(Chart and figure data)
########################################

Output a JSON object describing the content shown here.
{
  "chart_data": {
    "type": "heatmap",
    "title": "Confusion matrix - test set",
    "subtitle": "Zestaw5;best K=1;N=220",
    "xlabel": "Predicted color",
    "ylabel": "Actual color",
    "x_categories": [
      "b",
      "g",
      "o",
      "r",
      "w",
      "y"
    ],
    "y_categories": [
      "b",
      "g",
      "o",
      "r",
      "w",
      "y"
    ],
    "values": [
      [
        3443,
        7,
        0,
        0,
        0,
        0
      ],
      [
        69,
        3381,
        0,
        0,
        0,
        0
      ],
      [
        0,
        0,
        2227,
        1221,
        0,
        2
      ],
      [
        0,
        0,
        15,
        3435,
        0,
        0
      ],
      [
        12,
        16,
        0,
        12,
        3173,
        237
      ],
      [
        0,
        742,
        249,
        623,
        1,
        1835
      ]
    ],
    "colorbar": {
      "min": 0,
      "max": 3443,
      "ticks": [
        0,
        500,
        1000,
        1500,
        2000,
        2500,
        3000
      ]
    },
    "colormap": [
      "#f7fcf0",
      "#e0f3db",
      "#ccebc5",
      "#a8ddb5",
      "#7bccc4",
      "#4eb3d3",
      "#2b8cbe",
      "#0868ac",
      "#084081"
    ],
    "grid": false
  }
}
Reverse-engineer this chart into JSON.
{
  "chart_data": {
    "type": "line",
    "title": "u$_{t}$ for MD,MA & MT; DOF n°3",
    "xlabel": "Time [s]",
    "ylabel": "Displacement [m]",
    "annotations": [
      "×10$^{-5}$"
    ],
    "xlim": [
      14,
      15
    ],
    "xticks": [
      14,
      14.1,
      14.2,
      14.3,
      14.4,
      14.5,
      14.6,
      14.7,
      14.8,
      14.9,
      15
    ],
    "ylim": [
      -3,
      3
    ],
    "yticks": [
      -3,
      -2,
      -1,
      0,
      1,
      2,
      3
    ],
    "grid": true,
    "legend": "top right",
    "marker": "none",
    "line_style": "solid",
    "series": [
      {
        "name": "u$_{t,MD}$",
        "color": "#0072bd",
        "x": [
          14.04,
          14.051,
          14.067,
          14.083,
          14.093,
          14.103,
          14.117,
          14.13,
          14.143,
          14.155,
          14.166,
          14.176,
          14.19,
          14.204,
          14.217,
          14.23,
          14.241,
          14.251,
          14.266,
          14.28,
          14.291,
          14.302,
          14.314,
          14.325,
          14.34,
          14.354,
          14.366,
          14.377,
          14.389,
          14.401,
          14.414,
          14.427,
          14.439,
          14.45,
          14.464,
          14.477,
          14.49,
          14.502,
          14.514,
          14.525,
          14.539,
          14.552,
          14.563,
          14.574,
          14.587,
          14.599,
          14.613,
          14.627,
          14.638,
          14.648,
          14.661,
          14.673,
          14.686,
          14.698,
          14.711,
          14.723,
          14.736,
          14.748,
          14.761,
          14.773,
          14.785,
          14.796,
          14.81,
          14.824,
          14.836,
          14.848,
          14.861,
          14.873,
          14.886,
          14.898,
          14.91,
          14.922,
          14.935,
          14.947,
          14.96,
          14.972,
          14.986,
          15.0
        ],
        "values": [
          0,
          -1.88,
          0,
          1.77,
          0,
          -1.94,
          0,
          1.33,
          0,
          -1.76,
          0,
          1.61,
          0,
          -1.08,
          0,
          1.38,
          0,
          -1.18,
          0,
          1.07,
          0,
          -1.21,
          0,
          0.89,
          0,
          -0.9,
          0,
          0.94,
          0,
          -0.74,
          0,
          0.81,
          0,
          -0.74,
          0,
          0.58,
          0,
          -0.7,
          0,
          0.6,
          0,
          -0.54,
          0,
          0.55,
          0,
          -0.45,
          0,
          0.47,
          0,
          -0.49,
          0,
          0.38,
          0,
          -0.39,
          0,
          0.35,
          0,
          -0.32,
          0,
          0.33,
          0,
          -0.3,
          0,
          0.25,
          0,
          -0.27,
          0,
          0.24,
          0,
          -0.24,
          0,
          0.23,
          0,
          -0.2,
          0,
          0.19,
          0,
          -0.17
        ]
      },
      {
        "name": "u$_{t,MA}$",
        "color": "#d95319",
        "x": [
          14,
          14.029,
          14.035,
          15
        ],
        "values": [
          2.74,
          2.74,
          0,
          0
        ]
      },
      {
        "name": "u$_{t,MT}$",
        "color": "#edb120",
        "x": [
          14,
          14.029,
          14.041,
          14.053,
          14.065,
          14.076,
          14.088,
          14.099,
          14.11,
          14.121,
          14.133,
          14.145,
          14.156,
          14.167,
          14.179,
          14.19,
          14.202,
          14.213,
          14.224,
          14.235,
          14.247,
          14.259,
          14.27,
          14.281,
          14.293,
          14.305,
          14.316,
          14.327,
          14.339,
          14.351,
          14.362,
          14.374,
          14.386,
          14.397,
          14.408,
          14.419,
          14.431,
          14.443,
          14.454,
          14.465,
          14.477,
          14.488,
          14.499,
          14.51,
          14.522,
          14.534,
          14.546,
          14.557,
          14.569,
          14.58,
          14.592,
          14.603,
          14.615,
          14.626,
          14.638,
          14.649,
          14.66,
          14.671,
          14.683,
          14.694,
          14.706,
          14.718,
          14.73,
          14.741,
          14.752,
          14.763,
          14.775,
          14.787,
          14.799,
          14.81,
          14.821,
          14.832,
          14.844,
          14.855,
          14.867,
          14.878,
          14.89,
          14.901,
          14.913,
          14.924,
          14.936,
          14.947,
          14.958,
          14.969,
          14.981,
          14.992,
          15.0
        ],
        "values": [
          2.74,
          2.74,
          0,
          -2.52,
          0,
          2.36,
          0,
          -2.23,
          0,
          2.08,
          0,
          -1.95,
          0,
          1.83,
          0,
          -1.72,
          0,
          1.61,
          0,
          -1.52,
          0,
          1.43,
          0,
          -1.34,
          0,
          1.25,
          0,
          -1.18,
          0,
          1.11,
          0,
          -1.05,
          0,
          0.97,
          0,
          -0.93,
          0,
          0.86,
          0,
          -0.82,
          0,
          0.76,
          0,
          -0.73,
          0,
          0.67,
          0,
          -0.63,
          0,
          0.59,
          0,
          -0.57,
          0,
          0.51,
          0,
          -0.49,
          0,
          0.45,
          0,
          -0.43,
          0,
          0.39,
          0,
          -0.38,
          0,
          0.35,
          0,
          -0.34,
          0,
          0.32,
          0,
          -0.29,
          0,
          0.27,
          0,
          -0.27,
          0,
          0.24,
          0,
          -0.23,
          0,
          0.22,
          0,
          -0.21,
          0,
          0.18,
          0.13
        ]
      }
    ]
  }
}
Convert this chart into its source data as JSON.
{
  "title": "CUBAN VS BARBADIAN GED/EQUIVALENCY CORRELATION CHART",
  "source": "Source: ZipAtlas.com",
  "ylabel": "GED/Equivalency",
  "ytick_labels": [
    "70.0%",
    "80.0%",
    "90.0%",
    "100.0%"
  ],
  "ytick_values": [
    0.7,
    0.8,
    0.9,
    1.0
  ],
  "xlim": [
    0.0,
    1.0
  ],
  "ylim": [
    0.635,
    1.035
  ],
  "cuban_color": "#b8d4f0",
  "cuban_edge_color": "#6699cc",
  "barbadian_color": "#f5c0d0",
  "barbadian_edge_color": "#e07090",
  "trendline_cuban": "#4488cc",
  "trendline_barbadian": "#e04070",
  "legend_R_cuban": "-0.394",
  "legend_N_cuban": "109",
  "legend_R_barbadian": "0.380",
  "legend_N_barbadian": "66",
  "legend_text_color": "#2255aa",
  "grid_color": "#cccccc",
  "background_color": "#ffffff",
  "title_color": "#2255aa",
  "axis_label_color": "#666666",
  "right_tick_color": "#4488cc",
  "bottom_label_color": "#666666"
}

########################################

=== EXERCISE PROMPT ===
Extract the full set of entries word for word.

=== TASK OUTPUT ===
Output a JSON object describing the content shown here.
{
  "chart_data": {
    "type": "heatmap",
    "title": "Confusion matrix - test set",
    "subtitle": "Zestaw5;best K=1;N=220",
    "xlabel": "Predicted color",
    "ylabel": "Actual color",
    "x_categories": [
      "b",
      "g",
      "o",
      "r",
      "w",
      "y"
    ],
    "y_categories": [
      "b",
      "g",
      "o",
      "r",
      "w",
      "y"
    ],
    "values": [
      [
        3443,
        7,
        0,
        0,
        0,
        0
      ],
      [
        69,
        3381,
        0,
        0,
        0,
        0
      ],
      [
        0,
        0,
        2227,
        1221,
        0,
        2
      ],
      [
        0,
        0,
        15,
        3435,
        0,
        0
      ],
      [
        12,
        16,
        0,
        12,
        3173,
        237
      ],
      [
        0,
        742,
        249,
        623,
        1,
        1835
      ]
    ],
    "colorbar": {
      "min": 0,
      "max": 3443,
      "ticks": [
        0,
        500,
        1000,
        1500,
        2000,
        2500,
        3000
      ]
    },
    "colormap": [
      "#f7fcf0",
      "#e0f3db",
      "#ccebc5",
      "#a8ddb5",
      "#7bccc4",
      "#4eb3d3",
      "#2b8cbe",
      "#0868ac",
      "#084081"
    ],
    "grid": false
  }
}
Reverse-engineer this chart into JSON.
{
  "chart_data": {
    "type": "line",
    "title": "u$_{t}$ for MD,MA & MT; DOF n°3",
    "xlabel": "Time [s]",
    "ylabel": "Displacement [m]",
    "annotations": [
      "×10$^{-5}$"
    ],
    "xlim": [
      14,
      15
    ],
    "xticks": [
      14,
      14.1,
      14.2,
      14.3,
      14.4,
      14.5,
      14.6,
      14.7,
      14.8,
      14.9,
      15
    ],
    "ylim": [
      -3,
      3
    ],
    "yticks": [
      -3,
      -2,
      -1,
      0,
      1,
      2,
      3
    ],
    "grid": true,
    "legend": "top right",
    "marker": "none",
    "line_style": "solid",
    "series": [
      {
        "name": "u$_{t,MD}$",
        "color": "#0072bd",
        "x": [
          14.04,
          14.051,
          14.067,
          14.083,
          14.093,
          14.103,
          14.117,
          14.13,
          14.143,
          14.155,
          14.166,
          14.176,
          14.19,
          14.204,
          14.217,
          14.23,
          14.241,
          14.251,
          14.266,
          14.28,
          14.291,
          14.302,
          14.314,
          14.325,
          14.34,
          14.354,
          14.366,
          14.377,
          14.389,
          14.401,
          14.414,
          14.427,
          14.439,
          14.45,
          14.464,
          14.477,
          14.49,
          14.502,
          14.514,
          14.525,
          14.539,
          14.552,
          14.563,
          14.574,
          14.587,
          14.599,
          14.613,
          14.627,
          14.638,
          14.648,
          14.661,
          14.673,
          14.686,
          14.698,
          14.711,
          14.723,
          14.736,
          14.748,
          14.761,
          14.773,
          14.785,
          14.796,
          14.81,
          14.824,
          14.836,
          14.848,
          14.861,
          14.873,
          14.886,
          14.898,
          14.91,
          14.922,
          14.935,
          14.947,
          14.96,
          14.972,
          14.986,
          15.0
        ],
        "values": [
          0,
          -1.88,
          0,
          1.77,
          0,
          -1.94,
          0,
          1.33,
          0,
          -1.76,
          0,
          1.61,
          0,
          -1.08,
          0,
          1.38,
          0,
          -1.18,
          0,
          1.07,
          0,
          -1.21,
          0,
          0.89,
          0,
          -0.9,
          0,
          0.94,
          0,
          -0.74,
          0,
          0.81,
          0,
          -0.74,
          0,
          0.58,
          0,
          -0.7,
          0,
          0.6,
          0,
          -0.54,
          0,
          0.55,
          0,
          -0.45,
          0,
          0.47,
          0,
          -0.49,
          0,
          0.38,
          0,
          -0.39,
          0,
          0.35,
          0,
          -0.32,
          0,
          0.33,
          0,
          -0.3,
          0,
          0.25,
          0,
          -0.27,
          0,
          0.24,
          0,
          -0.24,
          0,
          0.23,
          0,
          -0.2,
          0,
          0.19,
          0,
          -0.17
        ]
      },
      {
        "name": "u$_{t,MA}$",
        "color": "#d95319",
        "x": [
          14,
          14.029,
          14.035,
          15
        ],
        "values": [
          2.74,
          2.74,
          0,
          0
        ]
      },
      {
        "name": "u$_{t,MT}$",
        "color": "#edb120",
        "x": [
          14,
          14.029,
          14.041,
          14.053,
          14.065,
          14.076,
          14.088,
          14.099,
          14.11,
          14.121,
          14.133,
          14.145,
          14.156,
          14.167,
          14.179,
          14.19,
          14.202,
          14.213,
          14.224,
          14.235,
          14.247,
          14.259,
          14.27,
          14.281,
          14.293,
          14.305,
          14.316,
          14.327,
          14.339,
          14.351,
          14.362,
          14.374,
          14.386,
          14.397,
          14.408,
          14.419,
          14.431,
          14.443,
          14.454,
          14.465,
          14.477,
          14.488,
          14.499,
          14.51,
          14.522,
          14.534,
          14.546,
          14.557,
          14.569,
          14.58,
          14.592,
          14.603,
          14.615,
          14.626,
          14.638,
          14.649,
          14.66,
          14.671,
          14.683,
          14.694,
          14.706,
          14.718,
          14.73,
          14.741,
          14.752,
          14.763,
          14.775,
          14.787,
          14.799,
          14.81,
          14.821,
          14.832,
          14.844,
          14.855,
          14.867,
          14.878,
          14.89,
          14.901,
          14.913,
          14.924,
          14.936,
          14.947,
          14.958,
          14.969,
          14.981,
          14.992,
          15.0
        ],
        "values": [
          2.74,
          2.74,
          0,
          -2.52,
          0,
          2.36,
          0,
          -2.23,
          0,
          2.08,
          0,
          -1.95,
          0,
          1.83,
          0,
          -1.72,
          0,
          1.61,
          0,
          -1.52,
          0,
          1.43,
          0,
          -1.34,
          0,
          1.25,
          0,
          -1.18,
          0,
          1.11,
          0,
          -1.05,
          0,
          0.97,
          0,
          -0.93,
          0,
          0.86,
          0,
          -0.82,
          0,
          0.76,
          0,
          -0.73,
          0,
          0.67,
          0,
          -0.63,
          0,
          0.59,
          0,
          -0.57,
          0,
          0.51,
          0,
          -0.49,
          0,
          0.45,
          0,
          -0.43,
          0,
          0.39,
          0,
          -0.38,
          0,
          0.35,
          0,
          -0.34,
          0,
          0.32,
          0,
          -0.29,
          0,
          0.27,
          0,
          -0.27,
          0,
          0.24,
          0,
          -0.23,
          0,
          0.22,
          0,
          -0.21,
          0,
          0.18,
          0.13
        ]
      }
    ]
  }
}
Convert this chart into its source data as JSON.
{
  "title": "CUBAN VS BARBADIAN GED/EQUIVALENCY CORRELATION CHART",
  "source": "Source: ZipAtlas.com",
  "ylabel": "GED/Equivalency",
  "ytick_labels": [
    "70.0%",
    "80.0%",
    "90.0%",
    "100.0%"
  ],
  "ytick_values": [
    0.7,
    0.8,
    0.9,
    1.0
  ],
  "xlim": [
    0.0,
    1.0
  ],
  "ylim": [
    0.635,
    1.035
  ],
  "cuban_color": "#b8d4f0",
  "cuban_edge_color": "#6699cc",
  "barbadian_color": "#f5c0d0",
  "barbadian_edge_color": "#e07090",
  "trendline_cuban": "#4488cc",
  "trendline_barbadian": "#e04070",
  "legend_R_cuban": "-0.394",
  "legend_N_cuban": "109",
  "legend_R_barbadian": "0.380",
  "legend_N_barbadian": "66",
  "legend_text_color": "#2255aa",
  "grid_color": "#cccccc",
  "background_color": "#ffffff",
  "title_color": "#2255aa",
  "axis_label_color": "#666666",
  "right_tick_color": "#4488cc",
  "bottom_label_color": "#666666"
}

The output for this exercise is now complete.